#### EXTRACTED ENTRIES:
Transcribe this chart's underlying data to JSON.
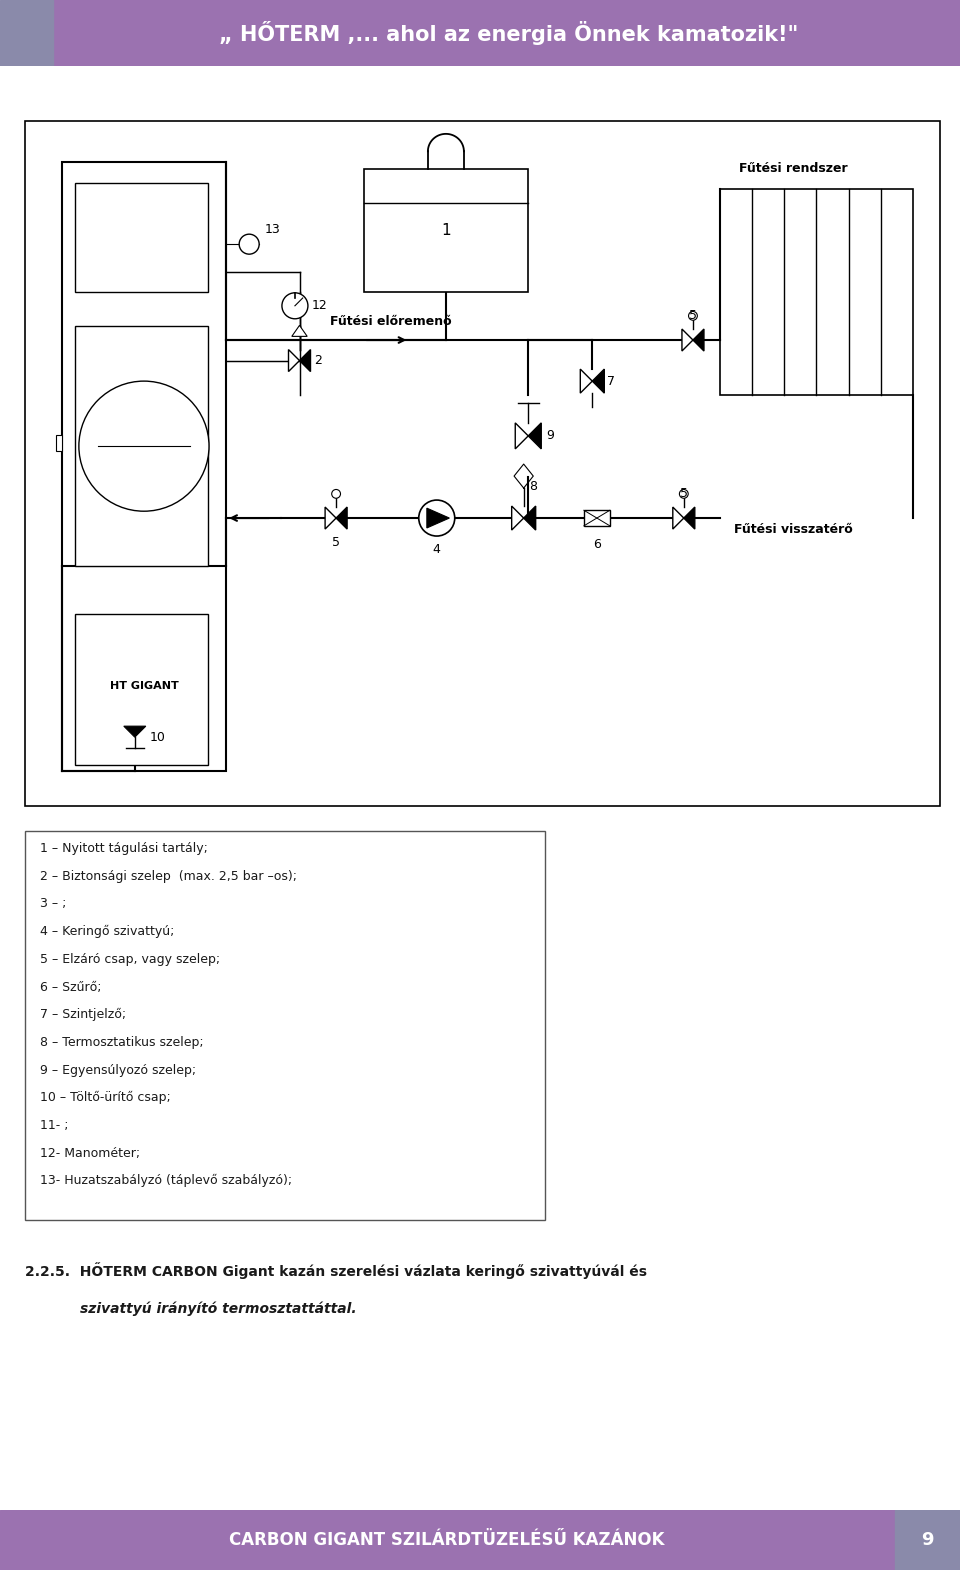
{
  "header_text": "„ HŐTERM ,... ahol az energia Önnek kamatozik!\"",
  "header_bg": "#9b72b0",
  "header_left_bg": "#8a8aaa",
  "footer_text": "CARBON GIGANT SZILÁRDTÜZELÉSŰ KAZÁNOK",
  "footer_page": "9",
  "footer_bg": "#9b72b0",
  "footer_right_bg": "#8a8aaa",
  "legend_items": [
    "1 – Nyitott tágulási tartály;",
    "2 – Biztonsági szelep  (max. 2,5 bar –os);",
    "3 – ;",
    "4 – Keringő szivattyú;",
    "5 – Elzáró csap, vagy szelep;",
    "6 – Szűrő;",
    "7 – Szintjelző;",
    "8 – Termosztatikus szelep;",
    "9 – Egyensúlyozó szelep;",
    "10 – Töltő-ürítő csap;",
    "11- ;",
    "12- Manométer;",
    "13- Huzatszabályzó (táplevő szabályzó);"
  ],
  "caption_line1": "2.2.5.  HŐTERM CARBON Gigant kazán szerelési vázlata keringő szivattyúvál és",
  "caption_line2": "szivattyú irányító termosztattáttal.",
  "lbl_elomeno": "Fűtési előremenő",
  "lbl_rendszer": "Fűtési rendszer",
  "lbl_visszatero": "Fűtési visszatérő",
  "lbl_gigant": "HT GIGANT",
  "text_color": "#1a1a1a",
  "page_bg": "#ffffff"
}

#### PROMPT:
Transcribe the records verbatim and omit the images.

#### COMPLETE RESPONSE:
Transcribe this chart's underlying data to JSON.
{
  "header_text": "„ HŐTERM ,... ahol az energia Önnek kamatozik!\"",
  "header_bg": "#9b72b0",
  "header_left_bg": "#8a8aaa",
  "footer_text": "CARBON GIGANT SZILÁRDTÜZELÉSŰ KAZÁNOK",
  "footer_page": "9",
  "footer_bg": "#9b72b0",
  "footer_right_bg": "#8a8aaa",
  "legend_items": [
    "1 – Nyitott tágulási tartály;",
    "2 – Biztonsági szelep  (max. 2,5 bar –os);",
    "3 – ;",
    "4 – Keringő szivattyú;",
    "5 – Elzáró csap, vagy szelep;",
    "6 – Szűrő;",
    "7 – Szintjelző;",
    "8 – Termosztatikus szelep;",
    "9 – Egyensúlyozó szelep;",
    "10 – Töltő-ürítő csap;",
    "11- ;",
    "12- Manométer;",
    "13- Huzatszabályzó (táplevő szabályzó);"
  ],
  "caption_line1": "2.2.5.  HŐTERM CARBON Gigant kazán szerelési vázlata keringő szivattyúvál és",
  "caption_line2": "szivattyú irányító termosztattáttal.",
  "lbl_elomeno": "Fűtési előremenő",
  "lbl_rendszer": "Fűtési rendszer",
  "lbl_visszatero": "Fűtési visszatérő",
  "lbl_gigant": "HT GIGANT",
  "text_color": "#1a1a1a",
  "page_bg": "#ffffff"
}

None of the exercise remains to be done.